-- Start --

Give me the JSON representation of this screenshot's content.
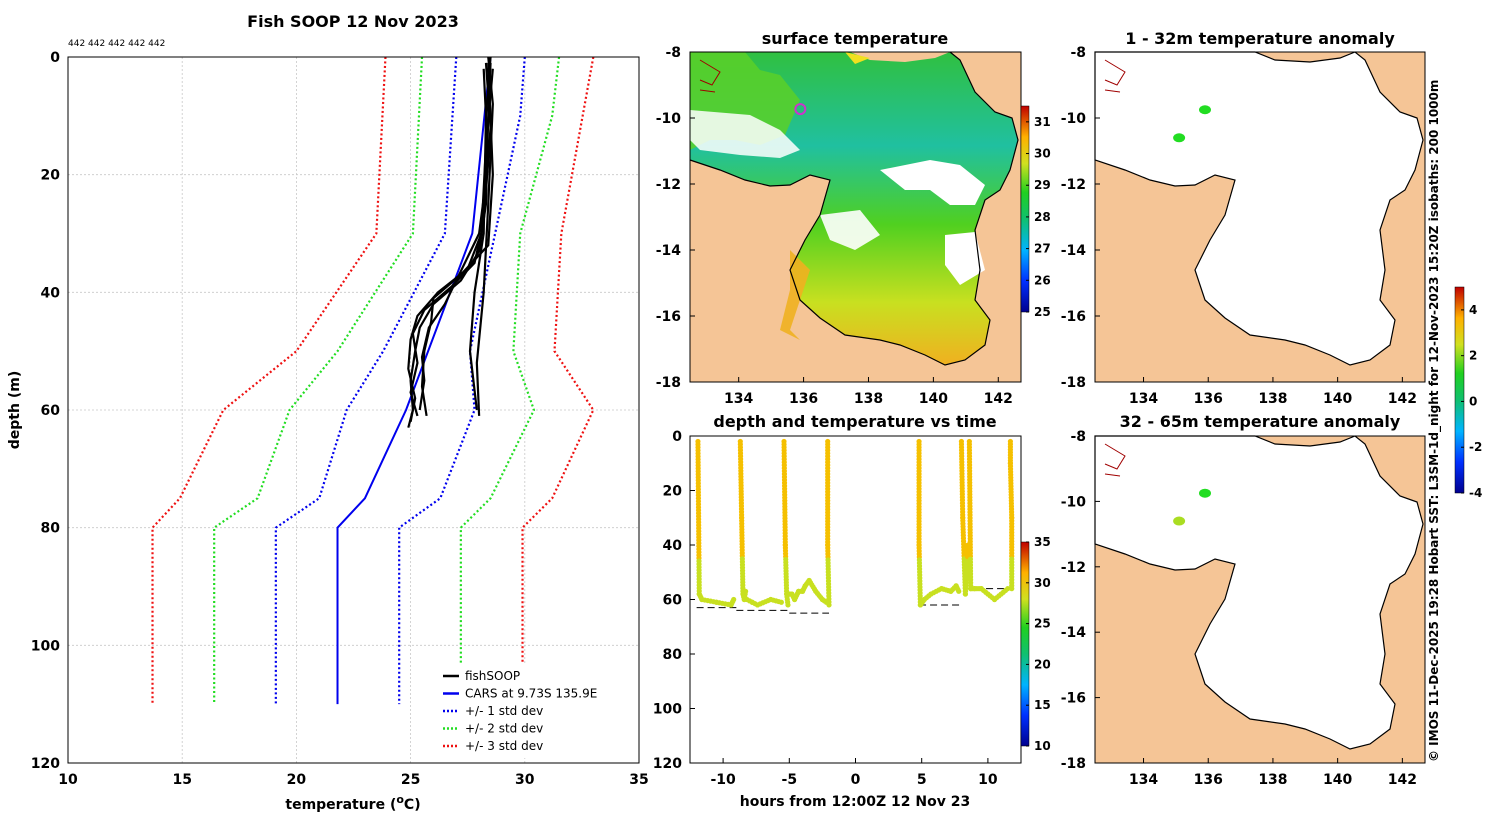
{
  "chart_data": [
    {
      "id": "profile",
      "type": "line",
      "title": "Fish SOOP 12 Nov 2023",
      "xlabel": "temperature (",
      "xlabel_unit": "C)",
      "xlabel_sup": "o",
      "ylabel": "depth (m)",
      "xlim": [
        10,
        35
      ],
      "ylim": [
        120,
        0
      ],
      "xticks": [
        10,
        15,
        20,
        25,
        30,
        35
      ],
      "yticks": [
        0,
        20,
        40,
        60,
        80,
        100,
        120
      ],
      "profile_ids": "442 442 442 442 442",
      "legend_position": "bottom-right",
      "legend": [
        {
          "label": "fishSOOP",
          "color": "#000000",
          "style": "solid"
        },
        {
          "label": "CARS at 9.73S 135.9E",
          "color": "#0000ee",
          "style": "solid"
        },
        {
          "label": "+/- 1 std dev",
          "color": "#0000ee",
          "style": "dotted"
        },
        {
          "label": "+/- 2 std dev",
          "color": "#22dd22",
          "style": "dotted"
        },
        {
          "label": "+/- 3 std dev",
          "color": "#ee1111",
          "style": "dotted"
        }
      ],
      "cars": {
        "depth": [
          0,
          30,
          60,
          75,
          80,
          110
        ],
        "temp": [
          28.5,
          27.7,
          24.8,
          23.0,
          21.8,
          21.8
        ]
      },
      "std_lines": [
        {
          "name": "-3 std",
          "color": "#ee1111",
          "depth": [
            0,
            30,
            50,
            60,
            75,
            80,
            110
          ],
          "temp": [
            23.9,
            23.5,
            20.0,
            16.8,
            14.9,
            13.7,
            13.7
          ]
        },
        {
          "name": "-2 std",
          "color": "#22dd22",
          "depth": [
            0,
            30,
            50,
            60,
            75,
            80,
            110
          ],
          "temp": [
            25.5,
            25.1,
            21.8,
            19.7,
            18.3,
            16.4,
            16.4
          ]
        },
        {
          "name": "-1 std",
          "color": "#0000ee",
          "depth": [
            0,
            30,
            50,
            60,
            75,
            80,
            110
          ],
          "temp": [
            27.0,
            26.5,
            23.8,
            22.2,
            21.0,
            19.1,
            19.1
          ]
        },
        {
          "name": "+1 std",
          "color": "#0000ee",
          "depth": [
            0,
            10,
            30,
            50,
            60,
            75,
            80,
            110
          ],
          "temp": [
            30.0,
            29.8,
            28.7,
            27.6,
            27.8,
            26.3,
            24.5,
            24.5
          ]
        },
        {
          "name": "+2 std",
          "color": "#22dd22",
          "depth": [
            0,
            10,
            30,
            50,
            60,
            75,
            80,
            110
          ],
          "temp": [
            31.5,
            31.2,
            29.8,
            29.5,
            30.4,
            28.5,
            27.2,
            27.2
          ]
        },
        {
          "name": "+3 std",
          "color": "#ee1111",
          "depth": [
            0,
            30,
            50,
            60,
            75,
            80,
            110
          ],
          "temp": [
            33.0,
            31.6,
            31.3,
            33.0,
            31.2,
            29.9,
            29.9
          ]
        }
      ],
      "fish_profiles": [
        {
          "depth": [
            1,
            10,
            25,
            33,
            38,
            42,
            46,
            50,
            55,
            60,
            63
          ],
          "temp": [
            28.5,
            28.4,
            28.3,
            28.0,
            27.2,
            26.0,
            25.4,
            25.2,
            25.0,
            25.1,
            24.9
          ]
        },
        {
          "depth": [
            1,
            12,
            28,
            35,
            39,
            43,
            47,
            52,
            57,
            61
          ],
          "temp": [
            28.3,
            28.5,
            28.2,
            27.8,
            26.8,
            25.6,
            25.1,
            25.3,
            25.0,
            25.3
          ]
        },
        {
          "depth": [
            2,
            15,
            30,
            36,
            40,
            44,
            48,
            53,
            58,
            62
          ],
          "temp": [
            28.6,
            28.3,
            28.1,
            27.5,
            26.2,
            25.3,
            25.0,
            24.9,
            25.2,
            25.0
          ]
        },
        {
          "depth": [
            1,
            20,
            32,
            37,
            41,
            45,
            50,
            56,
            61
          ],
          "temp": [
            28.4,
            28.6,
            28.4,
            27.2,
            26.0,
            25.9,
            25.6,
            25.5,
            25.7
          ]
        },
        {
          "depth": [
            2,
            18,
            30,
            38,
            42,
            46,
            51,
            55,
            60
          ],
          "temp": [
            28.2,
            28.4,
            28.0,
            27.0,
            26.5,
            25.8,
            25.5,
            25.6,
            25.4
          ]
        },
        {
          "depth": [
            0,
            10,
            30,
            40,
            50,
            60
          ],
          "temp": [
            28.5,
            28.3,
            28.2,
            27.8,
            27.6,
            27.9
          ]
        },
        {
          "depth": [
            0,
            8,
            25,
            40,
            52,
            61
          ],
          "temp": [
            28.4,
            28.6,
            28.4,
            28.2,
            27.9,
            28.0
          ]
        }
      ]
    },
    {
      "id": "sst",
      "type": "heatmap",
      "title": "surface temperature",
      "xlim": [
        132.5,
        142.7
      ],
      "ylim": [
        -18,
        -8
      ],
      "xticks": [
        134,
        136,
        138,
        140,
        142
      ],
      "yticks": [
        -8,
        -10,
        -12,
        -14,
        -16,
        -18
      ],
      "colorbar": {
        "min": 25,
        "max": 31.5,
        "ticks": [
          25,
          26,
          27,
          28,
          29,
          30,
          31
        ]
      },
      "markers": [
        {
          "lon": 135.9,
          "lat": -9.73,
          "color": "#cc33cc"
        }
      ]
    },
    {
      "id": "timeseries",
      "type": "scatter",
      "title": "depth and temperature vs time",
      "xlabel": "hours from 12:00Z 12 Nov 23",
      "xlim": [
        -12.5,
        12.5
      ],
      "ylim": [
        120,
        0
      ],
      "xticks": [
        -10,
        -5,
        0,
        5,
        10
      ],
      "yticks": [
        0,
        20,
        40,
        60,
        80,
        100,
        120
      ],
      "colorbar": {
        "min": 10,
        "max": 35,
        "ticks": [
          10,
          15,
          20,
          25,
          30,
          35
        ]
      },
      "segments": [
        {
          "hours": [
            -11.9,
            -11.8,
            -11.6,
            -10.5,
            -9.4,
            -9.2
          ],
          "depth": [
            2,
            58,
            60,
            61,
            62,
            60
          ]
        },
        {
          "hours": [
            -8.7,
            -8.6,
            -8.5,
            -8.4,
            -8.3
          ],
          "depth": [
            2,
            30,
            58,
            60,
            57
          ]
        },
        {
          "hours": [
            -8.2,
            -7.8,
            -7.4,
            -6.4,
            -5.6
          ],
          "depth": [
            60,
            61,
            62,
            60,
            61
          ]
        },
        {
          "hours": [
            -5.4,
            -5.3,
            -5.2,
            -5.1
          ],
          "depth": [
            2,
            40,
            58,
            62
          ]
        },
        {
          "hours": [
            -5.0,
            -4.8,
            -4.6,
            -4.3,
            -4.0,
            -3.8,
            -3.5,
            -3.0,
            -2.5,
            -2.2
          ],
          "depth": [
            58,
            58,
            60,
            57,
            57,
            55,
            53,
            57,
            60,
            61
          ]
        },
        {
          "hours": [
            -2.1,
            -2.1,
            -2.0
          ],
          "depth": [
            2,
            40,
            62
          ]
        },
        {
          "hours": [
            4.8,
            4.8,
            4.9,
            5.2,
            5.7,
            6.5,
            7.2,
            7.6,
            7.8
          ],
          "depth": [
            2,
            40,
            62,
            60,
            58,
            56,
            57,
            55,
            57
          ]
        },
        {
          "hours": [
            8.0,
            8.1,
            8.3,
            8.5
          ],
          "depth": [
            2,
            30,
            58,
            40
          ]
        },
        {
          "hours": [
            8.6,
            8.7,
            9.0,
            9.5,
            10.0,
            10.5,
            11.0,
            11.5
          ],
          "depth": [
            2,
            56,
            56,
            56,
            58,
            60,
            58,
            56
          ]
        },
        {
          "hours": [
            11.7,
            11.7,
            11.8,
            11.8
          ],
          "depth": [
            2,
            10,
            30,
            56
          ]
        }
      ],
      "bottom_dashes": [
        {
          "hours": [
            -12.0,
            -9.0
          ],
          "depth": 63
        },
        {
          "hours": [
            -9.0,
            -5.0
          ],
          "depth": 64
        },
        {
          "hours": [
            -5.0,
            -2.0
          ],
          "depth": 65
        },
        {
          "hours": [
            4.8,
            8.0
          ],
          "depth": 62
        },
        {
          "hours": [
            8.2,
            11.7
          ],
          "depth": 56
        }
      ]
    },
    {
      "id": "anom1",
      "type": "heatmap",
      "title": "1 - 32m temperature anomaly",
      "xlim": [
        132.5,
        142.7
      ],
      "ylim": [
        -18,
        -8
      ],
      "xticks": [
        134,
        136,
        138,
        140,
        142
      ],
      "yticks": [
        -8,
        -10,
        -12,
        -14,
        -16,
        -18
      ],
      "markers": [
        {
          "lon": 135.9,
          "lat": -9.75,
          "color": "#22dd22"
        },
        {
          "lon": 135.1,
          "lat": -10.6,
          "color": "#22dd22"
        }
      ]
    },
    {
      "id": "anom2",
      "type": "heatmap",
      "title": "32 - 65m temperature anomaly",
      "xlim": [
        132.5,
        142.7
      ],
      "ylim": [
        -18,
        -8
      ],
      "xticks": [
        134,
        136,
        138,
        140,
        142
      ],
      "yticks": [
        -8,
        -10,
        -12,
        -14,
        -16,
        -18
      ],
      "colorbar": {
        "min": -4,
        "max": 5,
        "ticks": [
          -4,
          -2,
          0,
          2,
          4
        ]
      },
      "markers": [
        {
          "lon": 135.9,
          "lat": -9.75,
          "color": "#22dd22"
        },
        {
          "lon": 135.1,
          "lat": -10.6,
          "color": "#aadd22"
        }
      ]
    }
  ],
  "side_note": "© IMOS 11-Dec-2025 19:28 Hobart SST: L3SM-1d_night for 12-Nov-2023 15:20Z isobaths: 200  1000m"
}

-- End --

Lines containing "anomaly" are to be counted. State the total and add nothing.

● **Written answer**:
2